**Short task:**
List each line of the listing below that contains the string "XSEXA". Case counts.

**Given entries:**

___

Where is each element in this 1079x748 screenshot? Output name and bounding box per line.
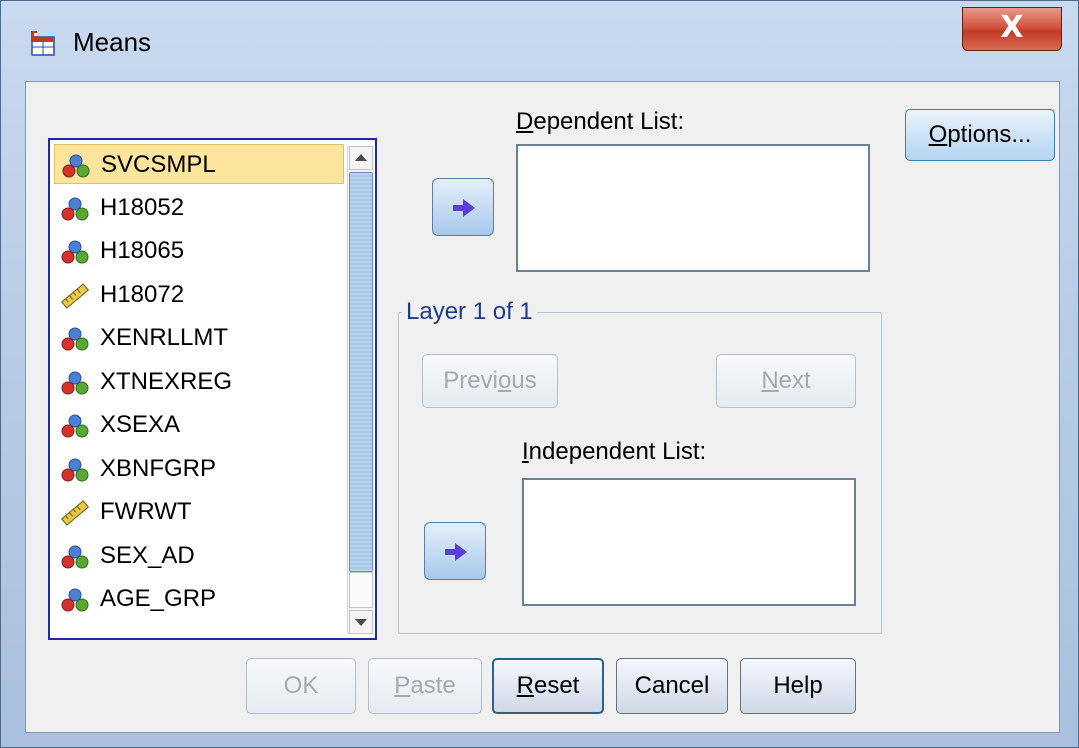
nominal-measure-icon <box>62 154 90 178</box>
variable-list-item[interactable]: XBNFGRP <box>54 449 344 489</box>
dialog-client-area: SVCSMPL H18052 H18065 H18072 XENRLLMT XTNEXRE… <box>25 81 1060 733</box>
reset-button[interactable]: Reset <box>492 658 604 714</box>
variable-list-item[interactable]: XENRLLMT <box>54 318 344 358</box>
move-to-independent-button[interactable] <box>424 522 486 580</box>
variable-list-item[interactable]: AGE_GRP <box>54 579 344 619</box>
variable-name: XSEXA <box>100 411 181 438</box>
move-right-arrow-icon <box>453 199 475 217</box>
variable-name: XTNEXREG <box>100 367 233 395</box>
means-app-icon <box>31 31 55 56</box>
scale-measure-icon <box>60 282 90 309</box>
close-icon: X <box>1000 10 1024 45</box>
variable-list-item[interactable]: SVCSMPL <box>54 144 344 184</box>
close-button[interactable]: X <box>962 7 1062 51</box>
scroll-down-arrow-icon[interactable] <box>349 610 373 634</box>
layer-group-label: Layer 1 of 1 <box>402 298 537 326</box>
variable-list-item[interactable]: XTNEXREG <box>54 362 344 402</box>
options-button[interactable]: Options... <box>905 109 1055 161</box>
window-title: Means <box>73 27 152 57</box>
nominal-measure-icon <box>61 545 89 568</box>
move-right-arrow-icon <box>445 543 467 561</box>
title-bar[interactable]: Means X <box>1 1 1079 81</box>
independent-list-label: Independent List: <box>522 438 707 465</box>
variable-list-item[interactable]: H18052 <box>54 188 344 228</box>
independent-list-box[interactable] <box>522 478 856 606</box>
variable-name: XENRLLMT <box>100 324 229 351</box>
variable-name: SVCSMPL <box>101 151 216 178</box>
variable-name: H18065 <box>100 237 185 264</box>
previous-layer-button[interactable]: Previous <box>422 354 558 408</box>
variable-name: H18052 <box>100 193 185 221</box>
dependent-list-box[interactable] <box>516 144 870 272</box>
nominal-measure-icon <box>61 240 89 264</box>
variable-list-item[interactable]: XSEXA <box>54 405 344 445</box>
nominal-measure-icon <box>61 458 89 481</box>
nominal-measure-icon <box>61 414 89 438</box>
nominal-measure-icon <box>61 371 89 394</box>
move-to-dependent-button[interactable] <box>432 178 494 236</box>
variable-list-item[interactable]: FWRWT <box>54 492 344 532</box>
variable-list-item[interactable]: H18065 <box>54 231 344 271</box>
variable-name: FWRWT <box>100 498 192 525</box>
nominal-measure-icon <box>61 197 89 220</box>
scale-measure-icon <box>60 500 90 526</box>
help-button[interactable]: Help <box>740 658 856 714</box>
variable-list-scrollbar[interactable] <box>347 146 374 634</box>
nominal-measure-icon <box>61 327 89 351</box>
variable-name: SEX_AD <box>100 541 195 569</box>
dependent-list-label: Dependent List: <box>516 108 685 135</box>
next-layer-button[interactable]: Next <box>716 354 856 408</box>
means-dialog-window: Means X SVCSMPL H18052 H18065 H18072 XENRLLM… <box>0 0 1079 748</box>
source-variable-list[interactable]: SVCSMPL H18052 H18065 H18072 XENRLLMT XTNEXRE… <box>48 138 377 640</box>
scroll-up-arrow-icon[interactable] <box>349 146 373 170</box>
scrollbar-thumb[interactable] <box>349 172 373 572</box>
nominal-measure-icon <box>61 588 89 612</box>
ok-button[interactable]: OK <box>246 658 356 714</box>
variable-name: XBNFGRP <box>100 454 217 482</box>
variable-list-item[interactable]: SEX_AD <box>54 536 344 576</box>
cancel-button[interactable]: Cancel <box>616 658 728 714</box>
scrollbar-track[interactable] <box>349 572 373 608</box>
variable-name: AGE_GRP <box>100 585 217 612</box>
variable-name: H18072 <box>100 280 185 308</box>
paste-button[interactable]: Paste <box>368 658 482 714</box>
variable-list-item[interactable]: H18072 <box>54 275 344 315</box>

___

**Worked answer:**
variable-name: XSEXA <box>100 411 181 438</box>
variable-list-item[interactable]: XSEXA <box>54 405 344 445</box>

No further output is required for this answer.